— begin RECORDS FOR THE EXERCISE —

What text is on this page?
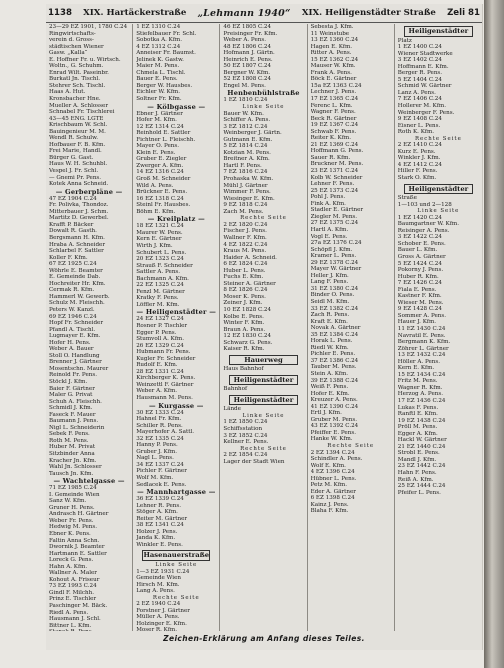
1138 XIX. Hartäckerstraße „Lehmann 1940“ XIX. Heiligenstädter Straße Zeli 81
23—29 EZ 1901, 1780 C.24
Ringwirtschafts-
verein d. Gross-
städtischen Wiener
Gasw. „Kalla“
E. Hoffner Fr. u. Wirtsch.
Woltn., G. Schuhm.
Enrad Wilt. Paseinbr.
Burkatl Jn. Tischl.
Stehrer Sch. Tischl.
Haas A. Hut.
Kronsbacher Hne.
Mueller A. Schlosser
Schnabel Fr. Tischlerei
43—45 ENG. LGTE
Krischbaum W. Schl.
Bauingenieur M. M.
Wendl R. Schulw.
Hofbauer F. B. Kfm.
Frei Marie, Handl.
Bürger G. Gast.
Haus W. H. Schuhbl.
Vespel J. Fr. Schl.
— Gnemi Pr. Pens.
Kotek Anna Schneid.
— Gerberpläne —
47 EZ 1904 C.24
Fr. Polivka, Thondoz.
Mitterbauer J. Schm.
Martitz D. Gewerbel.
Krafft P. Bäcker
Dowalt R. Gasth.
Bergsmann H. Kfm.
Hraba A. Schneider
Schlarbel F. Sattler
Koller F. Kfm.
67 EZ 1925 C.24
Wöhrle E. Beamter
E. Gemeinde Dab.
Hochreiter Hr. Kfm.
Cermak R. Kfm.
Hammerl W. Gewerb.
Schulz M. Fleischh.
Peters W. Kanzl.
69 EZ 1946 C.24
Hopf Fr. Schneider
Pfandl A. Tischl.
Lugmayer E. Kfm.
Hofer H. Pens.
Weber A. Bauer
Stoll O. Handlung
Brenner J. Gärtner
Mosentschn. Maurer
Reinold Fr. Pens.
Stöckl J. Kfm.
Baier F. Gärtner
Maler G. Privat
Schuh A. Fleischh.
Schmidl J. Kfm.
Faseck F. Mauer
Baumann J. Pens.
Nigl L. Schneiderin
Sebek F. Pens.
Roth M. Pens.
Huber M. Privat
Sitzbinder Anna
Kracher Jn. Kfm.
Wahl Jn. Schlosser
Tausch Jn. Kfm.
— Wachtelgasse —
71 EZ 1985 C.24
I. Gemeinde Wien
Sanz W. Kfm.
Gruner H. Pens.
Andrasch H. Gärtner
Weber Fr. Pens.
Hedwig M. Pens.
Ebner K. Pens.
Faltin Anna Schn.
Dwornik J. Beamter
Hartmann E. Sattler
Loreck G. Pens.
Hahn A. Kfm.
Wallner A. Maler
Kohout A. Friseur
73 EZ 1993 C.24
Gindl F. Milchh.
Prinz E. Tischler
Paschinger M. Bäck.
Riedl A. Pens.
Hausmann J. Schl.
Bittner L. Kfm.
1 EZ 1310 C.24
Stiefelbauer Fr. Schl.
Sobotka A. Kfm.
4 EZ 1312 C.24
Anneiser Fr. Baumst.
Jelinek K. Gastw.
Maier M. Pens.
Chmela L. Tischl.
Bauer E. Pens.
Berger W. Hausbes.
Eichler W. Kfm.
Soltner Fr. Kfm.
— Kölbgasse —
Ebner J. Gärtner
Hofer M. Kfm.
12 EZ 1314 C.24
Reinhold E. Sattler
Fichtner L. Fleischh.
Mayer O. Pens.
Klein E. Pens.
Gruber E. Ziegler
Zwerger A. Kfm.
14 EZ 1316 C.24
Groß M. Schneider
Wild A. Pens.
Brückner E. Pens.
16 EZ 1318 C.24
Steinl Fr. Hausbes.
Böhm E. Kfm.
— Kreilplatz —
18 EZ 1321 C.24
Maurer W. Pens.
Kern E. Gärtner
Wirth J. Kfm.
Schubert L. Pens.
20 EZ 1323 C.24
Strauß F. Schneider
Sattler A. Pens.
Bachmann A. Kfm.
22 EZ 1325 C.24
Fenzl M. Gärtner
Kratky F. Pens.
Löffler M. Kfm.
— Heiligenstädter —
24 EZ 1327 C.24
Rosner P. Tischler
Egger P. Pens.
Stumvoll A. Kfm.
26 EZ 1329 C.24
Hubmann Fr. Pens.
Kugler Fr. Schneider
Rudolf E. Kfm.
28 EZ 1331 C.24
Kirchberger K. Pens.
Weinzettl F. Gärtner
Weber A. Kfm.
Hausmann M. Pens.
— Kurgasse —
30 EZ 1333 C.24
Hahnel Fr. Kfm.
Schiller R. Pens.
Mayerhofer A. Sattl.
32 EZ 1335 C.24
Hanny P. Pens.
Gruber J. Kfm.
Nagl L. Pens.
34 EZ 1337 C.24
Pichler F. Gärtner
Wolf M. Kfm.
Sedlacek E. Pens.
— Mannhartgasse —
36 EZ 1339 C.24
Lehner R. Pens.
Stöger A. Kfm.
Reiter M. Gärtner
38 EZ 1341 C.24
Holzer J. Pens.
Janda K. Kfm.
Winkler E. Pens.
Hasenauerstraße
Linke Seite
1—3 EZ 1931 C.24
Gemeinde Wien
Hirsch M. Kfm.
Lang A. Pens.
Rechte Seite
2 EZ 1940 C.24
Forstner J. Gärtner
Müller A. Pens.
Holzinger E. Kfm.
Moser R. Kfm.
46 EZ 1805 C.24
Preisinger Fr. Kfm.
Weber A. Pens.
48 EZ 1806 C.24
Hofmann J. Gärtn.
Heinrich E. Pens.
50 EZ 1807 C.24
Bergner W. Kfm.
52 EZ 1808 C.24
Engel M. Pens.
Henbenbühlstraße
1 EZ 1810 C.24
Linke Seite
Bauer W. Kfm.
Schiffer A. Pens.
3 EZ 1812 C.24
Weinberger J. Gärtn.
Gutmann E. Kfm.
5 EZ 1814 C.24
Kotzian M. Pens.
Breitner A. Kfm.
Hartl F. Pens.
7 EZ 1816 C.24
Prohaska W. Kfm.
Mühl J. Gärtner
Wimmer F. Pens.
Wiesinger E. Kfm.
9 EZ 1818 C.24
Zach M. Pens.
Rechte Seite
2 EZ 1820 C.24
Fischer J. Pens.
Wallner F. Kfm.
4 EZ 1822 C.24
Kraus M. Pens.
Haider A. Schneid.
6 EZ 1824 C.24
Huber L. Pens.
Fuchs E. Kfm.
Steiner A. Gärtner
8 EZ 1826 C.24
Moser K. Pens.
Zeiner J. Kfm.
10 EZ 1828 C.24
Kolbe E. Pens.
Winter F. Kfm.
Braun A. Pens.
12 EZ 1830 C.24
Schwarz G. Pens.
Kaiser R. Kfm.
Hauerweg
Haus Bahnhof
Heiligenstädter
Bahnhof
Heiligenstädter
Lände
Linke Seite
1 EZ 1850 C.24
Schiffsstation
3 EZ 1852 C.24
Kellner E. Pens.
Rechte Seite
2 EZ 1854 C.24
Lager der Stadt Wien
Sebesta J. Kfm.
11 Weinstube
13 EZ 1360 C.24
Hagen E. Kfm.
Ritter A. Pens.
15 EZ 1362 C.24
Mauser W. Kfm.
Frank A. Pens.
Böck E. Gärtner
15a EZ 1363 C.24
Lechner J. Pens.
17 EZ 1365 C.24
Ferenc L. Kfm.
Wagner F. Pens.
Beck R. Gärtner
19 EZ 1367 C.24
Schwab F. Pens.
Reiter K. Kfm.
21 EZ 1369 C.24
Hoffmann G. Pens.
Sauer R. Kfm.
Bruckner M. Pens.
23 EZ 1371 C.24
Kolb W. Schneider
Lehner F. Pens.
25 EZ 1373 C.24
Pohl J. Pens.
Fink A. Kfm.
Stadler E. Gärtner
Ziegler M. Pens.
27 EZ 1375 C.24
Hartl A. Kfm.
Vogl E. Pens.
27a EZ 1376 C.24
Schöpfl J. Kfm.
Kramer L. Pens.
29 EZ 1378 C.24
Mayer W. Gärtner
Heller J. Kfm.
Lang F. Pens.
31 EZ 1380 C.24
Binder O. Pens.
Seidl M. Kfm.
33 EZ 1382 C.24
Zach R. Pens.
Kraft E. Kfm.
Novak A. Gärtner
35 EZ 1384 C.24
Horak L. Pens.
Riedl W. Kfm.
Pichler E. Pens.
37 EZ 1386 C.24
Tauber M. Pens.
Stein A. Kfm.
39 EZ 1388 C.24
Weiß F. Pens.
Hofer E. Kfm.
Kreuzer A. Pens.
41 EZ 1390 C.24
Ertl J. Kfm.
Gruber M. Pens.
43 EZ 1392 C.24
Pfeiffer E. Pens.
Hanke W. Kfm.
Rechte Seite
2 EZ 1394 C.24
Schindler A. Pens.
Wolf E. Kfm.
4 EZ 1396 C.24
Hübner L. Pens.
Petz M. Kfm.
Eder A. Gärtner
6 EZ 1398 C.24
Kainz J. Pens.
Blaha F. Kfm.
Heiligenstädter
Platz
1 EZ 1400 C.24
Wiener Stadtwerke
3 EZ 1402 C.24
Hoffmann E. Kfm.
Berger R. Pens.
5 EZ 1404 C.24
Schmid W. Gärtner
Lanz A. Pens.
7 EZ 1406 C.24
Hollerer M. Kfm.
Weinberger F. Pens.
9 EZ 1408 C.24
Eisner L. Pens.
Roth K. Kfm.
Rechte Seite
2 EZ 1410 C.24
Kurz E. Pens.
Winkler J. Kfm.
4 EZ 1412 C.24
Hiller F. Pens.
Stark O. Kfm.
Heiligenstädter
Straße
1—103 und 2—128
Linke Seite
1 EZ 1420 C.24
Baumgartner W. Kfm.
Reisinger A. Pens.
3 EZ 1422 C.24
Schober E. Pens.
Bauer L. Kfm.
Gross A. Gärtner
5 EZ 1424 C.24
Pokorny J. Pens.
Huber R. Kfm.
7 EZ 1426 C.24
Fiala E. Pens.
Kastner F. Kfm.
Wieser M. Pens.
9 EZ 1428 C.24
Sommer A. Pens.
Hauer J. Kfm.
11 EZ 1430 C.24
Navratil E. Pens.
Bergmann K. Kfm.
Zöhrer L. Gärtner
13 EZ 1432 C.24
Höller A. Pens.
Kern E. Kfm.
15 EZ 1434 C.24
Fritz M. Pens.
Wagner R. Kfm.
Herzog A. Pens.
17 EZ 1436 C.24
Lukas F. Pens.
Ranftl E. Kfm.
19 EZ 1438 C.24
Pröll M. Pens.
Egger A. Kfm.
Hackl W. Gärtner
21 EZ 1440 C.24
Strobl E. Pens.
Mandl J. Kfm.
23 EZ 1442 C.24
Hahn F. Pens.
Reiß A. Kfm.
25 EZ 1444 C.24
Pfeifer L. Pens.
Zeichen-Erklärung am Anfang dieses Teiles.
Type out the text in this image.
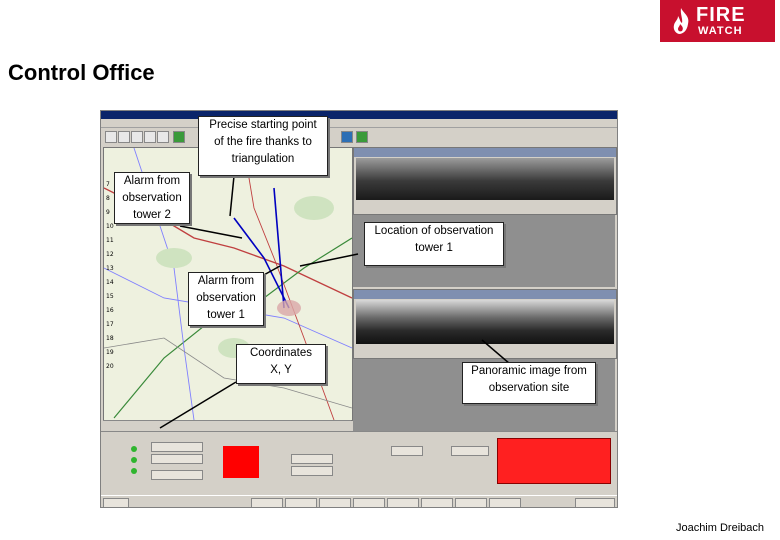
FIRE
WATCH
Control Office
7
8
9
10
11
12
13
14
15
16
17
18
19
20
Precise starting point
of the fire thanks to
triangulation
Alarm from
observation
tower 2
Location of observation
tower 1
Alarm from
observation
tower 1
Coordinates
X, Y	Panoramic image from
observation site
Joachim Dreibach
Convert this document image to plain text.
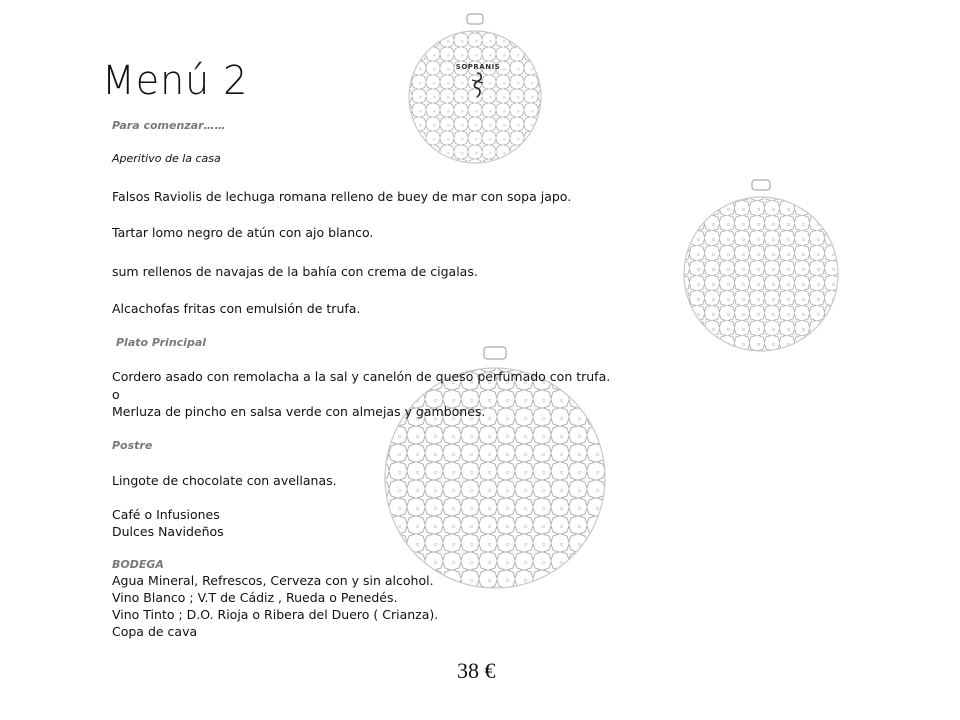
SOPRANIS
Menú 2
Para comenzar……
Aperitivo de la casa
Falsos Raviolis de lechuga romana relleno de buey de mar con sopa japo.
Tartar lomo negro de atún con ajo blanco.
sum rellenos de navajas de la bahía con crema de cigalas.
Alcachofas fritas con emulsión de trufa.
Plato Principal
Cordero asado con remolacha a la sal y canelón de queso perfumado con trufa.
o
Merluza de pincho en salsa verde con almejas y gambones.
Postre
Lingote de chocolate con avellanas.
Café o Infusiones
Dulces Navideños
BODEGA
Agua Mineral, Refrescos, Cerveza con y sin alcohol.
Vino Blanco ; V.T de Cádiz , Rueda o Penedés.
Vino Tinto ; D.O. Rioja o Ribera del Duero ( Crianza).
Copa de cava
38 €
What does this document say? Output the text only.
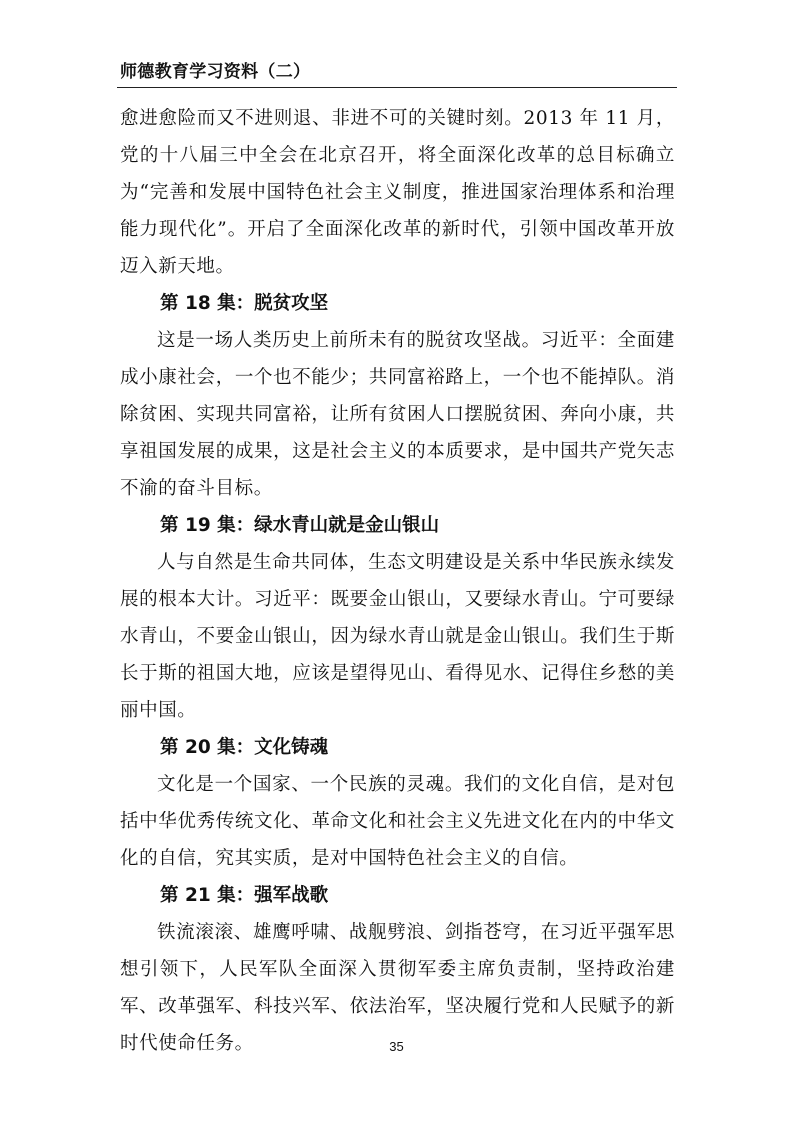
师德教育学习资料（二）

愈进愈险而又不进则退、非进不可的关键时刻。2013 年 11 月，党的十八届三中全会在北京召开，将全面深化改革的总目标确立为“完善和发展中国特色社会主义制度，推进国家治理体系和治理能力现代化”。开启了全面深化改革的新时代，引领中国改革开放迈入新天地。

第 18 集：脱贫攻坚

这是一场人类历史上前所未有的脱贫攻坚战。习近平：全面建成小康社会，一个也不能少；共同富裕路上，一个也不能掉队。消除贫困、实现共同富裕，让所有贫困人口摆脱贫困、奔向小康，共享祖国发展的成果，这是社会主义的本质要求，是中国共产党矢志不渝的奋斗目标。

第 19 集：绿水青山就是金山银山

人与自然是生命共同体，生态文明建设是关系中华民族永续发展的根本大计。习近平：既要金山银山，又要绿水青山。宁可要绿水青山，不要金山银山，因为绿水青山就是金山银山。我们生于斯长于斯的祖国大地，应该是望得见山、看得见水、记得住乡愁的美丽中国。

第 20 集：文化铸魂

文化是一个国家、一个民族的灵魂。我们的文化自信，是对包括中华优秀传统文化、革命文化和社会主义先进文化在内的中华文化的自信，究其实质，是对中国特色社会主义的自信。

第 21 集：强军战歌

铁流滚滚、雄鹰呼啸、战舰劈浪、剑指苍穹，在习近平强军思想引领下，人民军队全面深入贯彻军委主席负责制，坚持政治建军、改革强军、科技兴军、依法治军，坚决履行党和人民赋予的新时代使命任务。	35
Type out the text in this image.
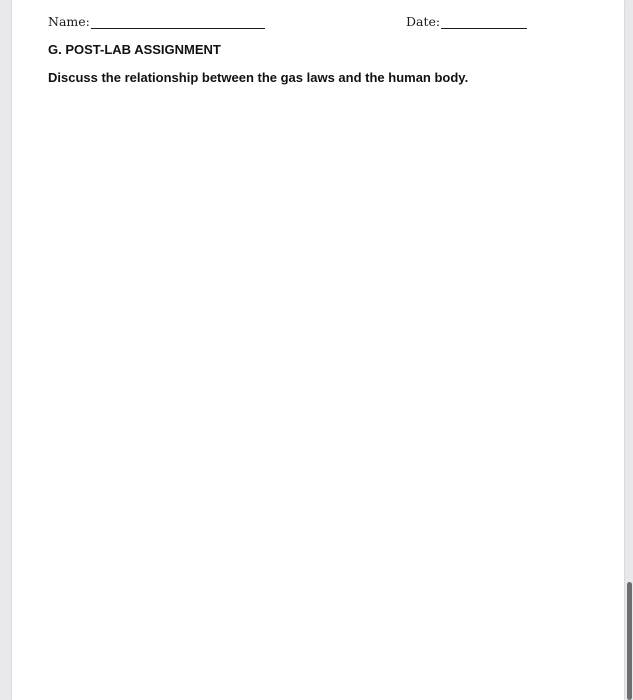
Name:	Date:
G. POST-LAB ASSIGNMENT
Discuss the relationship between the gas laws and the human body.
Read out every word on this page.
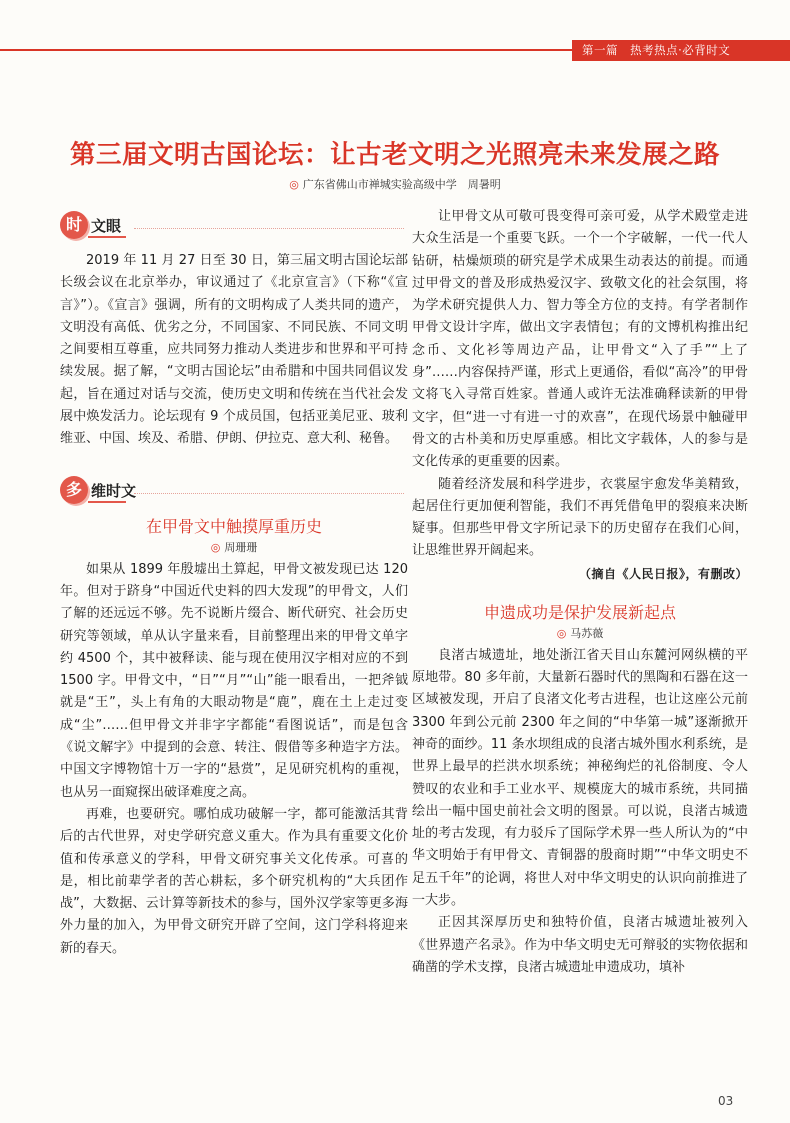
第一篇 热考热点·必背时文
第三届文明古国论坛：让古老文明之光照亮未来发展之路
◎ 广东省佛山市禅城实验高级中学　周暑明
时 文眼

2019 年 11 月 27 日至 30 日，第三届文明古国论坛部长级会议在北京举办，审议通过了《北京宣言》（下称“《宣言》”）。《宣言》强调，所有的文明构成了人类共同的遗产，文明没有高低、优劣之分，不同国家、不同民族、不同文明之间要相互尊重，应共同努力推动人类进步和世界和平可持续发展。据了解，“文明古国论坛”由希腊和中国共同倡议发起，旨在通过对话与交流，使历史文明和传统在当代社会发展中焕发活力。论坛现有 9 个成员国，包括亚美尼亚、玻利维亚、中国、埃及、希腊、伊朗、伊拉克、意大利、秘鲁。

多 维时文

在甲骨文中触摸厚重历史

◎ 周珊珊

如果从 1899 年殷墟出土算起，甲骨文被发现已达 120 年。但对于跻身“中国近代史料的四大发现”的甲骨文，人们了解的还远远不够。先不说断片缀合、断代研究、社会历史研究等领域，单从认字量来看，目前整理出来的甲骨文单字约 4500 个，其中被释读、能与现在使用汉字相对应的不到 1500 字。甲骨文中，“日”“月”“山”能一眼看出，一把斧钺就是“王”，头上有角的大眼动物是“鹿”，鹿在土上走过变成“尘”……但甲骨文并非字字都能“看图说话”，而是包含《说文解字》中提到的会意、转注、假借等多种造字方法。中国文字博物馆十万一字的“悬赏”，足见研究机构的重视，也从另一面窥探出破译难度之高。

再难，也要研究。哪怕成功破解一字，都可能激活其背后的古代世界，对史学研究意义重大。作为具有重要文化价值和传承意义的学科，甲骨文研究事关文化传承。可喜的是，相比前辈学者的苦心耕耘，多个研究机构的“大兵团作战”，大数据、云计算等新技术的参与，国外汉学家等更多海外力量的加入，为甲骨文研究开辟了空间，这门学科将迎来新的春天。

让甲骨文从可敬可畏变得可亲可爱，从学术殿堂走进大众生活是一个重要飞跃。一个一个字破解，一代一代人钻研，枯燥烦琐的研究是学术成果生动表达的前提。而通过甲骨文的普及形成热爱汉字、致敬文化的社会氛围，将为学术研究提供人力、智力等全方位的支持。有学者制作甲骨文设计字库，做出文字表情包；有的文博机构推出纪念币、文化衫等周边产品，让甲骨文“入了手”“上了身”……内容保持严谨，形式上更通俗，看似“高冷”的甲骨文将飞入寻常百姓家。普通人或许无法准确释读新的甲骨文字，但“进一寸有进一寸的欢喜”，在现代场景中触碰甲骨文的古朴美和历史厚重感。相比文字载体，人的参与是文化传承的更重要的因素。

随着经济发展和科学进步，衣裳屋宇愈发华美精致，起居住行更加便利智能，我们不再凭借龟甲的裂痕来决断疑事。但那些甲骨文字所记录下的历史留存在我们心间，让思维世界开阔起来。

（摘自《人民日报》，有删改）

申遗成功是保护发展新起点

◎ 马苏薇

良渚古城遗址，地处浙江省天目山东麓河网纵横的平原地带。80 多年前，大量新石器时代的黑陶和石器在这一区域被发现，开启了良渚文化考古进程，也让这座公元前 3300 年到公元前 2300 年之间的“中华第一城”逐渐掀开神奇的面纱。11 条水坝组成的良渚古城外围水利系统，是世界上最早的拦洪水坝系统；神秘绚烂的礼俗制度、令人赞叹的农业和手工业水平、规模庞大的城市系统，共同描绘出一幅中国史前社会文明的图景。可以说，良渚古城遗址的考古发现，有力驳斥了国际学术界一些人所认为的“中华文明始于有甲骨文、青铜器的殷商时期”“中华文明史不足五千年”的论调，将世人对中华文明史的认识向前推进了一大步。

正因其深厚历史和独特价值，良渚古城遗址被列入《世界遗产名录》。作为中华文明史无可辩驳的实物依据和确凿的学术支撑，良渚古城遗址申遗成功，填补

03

— end RECORDS FOR THE EXERCISE —

WHAT THE TASK ASKS: Each line above that holds the string "Fleischh" should be copied and shown.

COMPLETE OUTPUT:
Schulz M. Fleischh.
Schuh A. Fleischh.
Fichtner L. Fleischh.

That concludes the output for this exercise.